- _THE EXERCISE_: Search the material below for the string "handle" and list each line that holds it.

- _DATA TO PROCESS_:
□ □ □ □
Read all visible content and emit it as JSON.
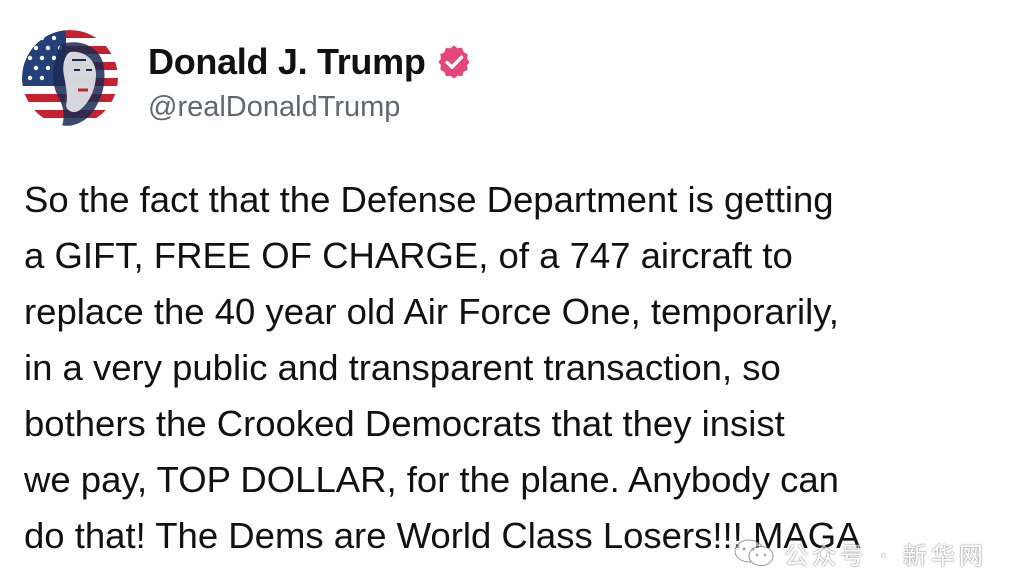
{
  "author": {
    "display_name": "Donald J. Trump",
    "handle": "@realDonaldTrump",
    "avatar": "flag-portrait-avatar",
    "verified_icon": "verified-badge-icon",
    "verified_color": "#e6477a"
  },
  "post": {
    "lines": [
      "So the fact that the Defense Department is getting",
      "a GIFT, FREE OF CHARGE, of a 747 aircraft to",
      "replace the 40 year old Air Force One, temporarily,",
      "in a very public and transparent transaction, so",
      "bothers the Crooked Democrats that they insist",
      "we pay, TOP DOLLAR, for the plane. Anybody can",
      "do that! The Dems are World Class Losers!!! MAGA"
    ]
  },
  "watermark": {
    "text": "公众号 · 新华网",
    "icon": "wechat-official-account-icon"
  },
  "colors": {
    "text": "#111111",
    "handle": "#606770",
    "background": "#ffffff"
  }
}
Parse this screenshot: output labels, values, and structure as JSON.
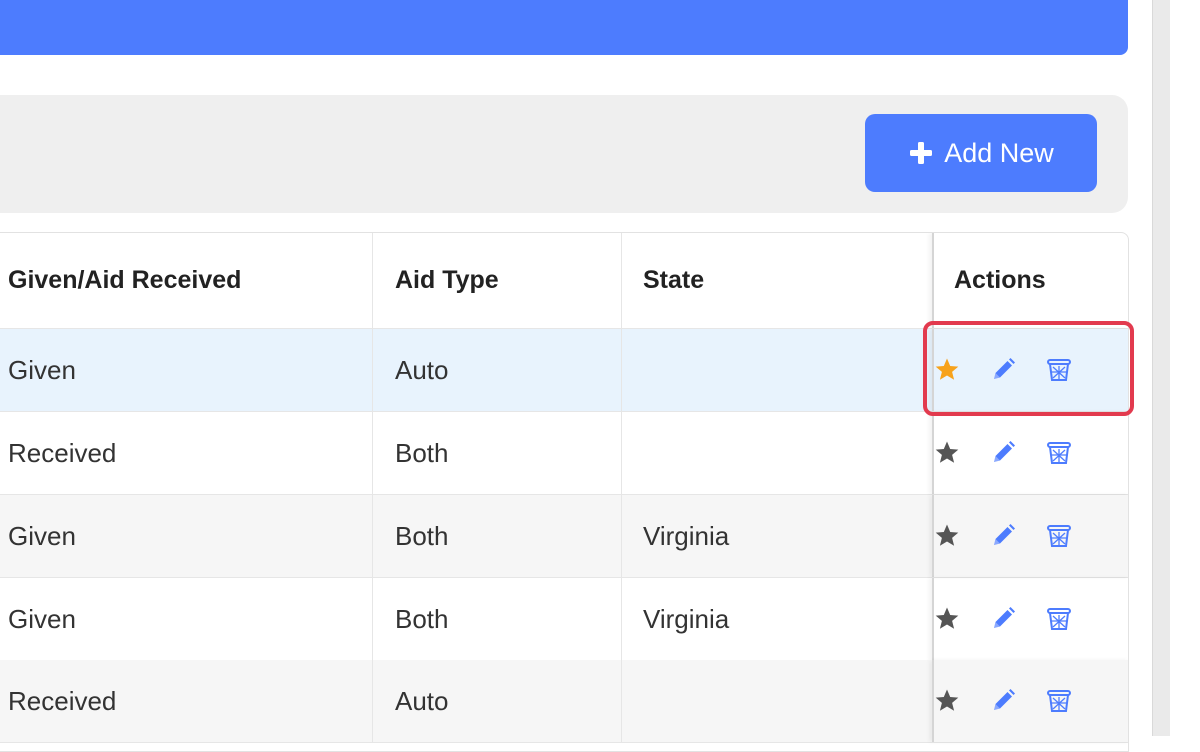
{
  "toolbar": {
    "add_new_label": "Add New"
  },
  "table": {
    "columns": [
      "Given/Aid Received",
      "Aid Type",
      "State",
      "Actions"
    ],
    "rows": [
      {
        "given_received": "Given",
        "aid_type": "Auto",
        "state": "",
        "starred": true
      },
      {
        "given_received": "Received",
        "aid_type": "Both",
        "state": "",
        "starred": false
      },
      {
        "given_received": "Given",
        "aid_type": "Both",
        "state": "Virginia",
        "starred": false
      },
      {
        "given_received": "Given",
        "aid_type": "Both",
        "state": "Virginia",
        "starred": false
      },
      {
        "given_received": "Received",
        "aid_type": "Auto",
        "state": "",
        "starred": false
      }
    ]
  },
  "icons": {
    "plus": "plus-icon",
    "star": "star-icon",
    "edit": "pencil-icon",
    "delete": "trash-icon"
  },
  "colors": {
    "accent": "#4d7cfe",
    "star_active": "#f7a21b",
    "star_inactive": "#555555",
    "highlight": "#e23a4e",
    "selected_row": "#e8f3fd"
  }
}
□ □ □ □
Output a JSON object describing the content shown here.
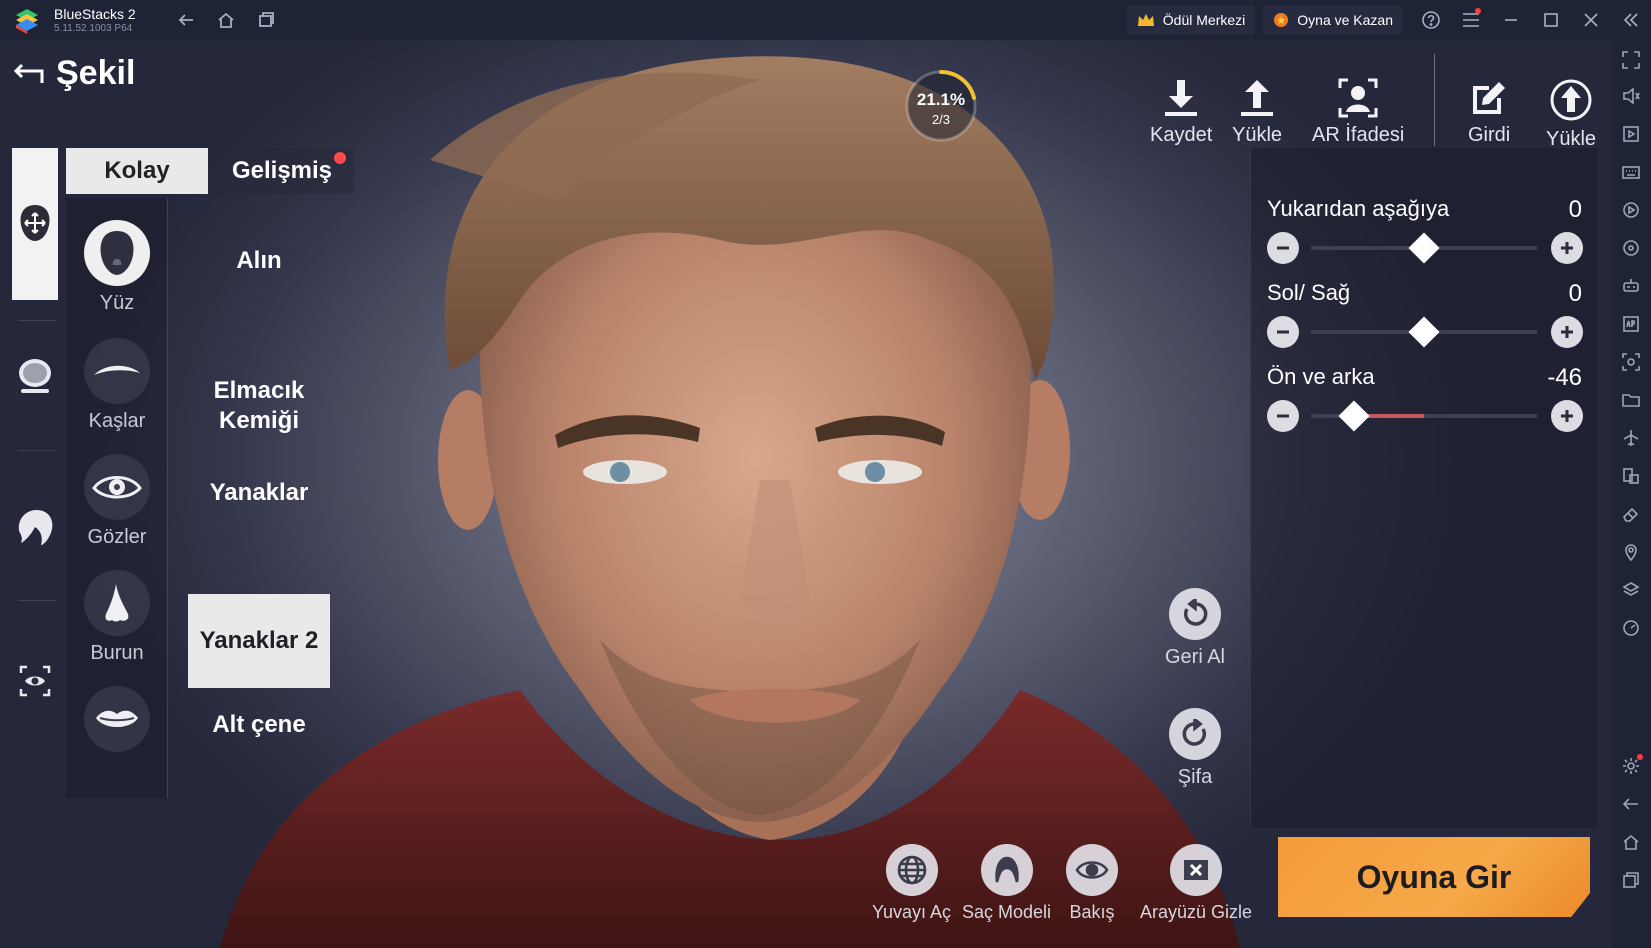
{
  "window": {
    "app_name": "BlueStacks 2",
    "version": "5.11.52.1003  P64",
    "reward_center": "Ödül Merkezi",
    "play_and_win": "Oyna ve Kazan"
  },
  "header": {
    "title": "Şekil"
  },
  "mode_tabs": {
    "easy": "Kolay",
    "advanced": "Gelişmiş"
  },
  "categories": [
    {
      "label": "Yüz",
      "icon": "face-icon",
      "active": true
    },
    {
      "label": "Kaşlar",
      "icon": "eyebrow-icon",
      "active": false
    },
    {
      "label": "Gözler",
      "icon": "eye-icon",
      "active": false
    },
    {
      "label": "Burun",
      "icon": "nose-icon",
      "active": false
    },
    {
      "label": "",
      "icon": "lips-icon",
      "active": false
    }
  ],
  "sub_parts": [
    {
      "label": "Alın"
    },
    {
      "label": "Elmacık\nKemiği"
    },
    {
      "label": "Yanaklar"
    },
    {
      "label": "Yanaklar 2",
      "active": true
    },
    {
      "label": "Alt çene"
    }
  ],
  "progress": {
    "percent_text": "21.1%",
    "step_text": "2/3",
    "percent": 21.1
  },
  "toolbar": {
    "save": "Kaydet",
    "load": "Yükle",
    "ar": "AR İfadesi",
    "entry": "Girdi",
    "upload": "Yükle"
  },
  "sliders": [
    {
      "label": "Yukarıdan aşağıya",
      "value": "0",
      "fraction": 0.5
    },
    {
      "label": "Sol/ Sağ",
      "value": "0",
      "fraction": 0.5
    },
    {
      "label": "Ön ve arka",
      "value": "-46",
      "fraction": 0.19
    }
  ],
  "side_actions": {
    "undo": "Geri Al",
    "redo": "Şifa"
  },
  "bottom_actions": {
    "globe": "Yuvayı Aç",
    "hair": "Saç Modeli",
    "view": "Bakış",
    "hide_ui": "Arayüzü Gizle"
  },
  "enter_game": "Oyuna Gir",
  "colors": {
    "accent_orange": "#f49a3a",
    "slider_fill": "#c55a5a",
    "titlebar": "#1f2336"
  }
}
□ □ □ □
- _SOLUTION BELOW_:
    "handle": "@realDonaldTrump",
    "handle": "#606770",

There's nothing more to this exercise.